## begin INPUT ROWS

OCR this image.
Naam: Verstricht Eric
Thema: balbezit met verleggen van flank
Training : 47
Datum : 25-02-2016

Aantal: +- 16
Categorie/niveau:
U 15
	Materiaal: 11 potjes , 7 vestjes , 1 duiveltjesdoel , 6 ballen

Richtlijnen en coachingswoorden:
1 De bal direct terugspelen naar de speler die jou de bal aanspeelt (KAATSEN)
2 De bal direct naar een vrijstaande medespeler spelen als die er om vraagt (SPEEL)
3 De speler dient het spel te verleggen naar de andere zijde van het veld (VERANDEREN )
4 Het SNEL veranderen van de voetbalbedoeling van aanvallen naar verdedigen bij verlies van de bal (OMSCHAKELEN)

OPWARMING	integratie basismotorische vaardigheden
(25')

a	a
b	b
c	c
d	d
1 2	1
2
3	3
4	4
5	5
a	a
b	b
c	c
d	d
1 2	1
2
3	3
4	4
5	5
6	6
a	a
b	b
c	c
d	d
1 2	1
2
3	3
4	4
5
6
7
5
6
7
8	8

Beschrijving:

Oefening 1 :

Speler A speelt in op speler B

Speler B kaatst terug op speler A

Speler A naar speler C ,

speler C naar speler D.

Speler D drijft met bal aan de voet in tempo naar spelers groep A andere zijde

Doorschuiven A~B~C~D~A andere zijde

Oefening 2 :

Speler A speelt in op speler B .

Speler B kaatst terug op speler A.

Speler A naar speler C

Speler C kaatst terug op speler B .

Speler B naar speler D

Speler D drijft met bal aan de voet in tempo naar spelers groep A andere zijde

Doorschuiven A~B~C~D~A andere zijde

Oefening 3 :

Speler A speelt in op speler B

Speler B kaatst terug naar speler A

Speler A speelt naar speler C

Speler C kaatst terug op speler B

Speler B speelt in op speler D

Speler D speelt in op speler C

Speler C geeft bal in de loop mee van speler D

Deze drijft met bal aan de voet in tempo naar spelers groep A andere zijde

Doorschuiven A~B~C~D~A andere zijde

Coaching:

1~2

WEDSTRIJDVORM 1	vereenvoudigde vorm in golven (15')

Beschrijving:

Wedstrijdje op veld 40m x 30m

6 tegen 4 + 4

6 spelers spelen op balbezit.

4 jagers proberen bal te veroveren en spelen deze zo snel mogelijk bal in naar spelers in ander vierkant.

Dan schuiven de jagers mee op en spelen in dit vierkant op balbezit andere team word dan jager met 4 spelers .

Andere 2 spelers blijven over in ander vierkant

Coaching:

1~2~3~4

## end INPUT ROWS

WHAT TO PRODUCE.
Above are records; say how many of their lines contain the word "vierkant", giving only the number.

TASK RESULT.
3